DESCRIPTION OF THE TASK
Only the number is wanted: count the lines that include the word "cookies".

Stored data entries:
====================

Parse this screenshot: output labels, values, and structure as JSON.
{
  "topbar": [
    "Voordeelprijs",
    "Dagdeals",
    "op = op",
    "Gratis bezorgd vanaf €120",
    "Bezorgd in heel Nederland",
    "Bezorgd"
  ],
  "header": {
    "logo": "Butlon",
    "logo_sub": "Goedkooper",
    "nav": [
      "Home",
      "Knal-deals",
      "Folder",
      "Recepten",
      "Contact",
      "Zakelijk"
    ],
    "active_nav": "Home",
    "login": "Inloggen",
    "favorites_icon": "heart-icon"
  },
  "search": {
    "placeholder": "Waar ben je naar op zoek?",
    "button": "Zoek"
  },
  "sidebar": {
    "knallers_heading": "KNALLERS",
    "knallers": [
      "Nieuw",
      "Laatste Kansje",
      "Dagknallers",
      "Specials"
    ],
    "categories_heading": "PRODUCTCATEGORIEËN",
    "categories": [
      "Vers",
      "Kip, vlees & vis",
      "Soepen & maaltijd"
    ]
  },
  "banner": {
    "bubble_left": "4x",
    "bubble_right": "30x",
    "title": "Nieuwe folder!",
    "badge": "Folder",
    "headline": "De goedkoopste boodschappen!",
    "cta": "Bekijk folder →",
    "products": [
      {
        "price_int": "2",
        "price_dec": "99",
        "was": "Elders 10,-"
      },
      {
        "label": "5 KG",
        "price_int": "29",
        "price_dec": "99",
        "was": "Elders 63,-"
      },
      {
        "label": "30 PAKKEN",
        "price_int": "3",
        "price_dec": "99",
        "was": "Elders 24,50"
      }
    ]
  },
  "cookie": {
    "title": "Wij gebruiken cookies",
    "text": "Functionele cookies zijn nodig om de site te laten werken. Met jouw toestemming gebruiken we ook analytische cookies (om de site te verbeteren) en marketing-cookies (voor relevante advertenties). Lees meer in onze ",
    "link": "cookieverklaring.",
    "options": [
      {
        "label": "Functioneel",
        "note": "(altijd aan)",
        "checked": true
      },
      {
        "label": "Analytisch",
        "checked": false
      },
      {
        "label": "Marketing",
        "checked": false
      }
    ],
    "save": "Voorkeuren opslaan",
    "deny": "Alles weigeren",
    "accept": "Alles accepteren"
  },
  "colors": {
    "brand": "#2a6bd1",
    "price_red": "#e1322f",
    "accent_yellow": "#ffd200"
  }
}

====================

WRITTEN RESPONSE
2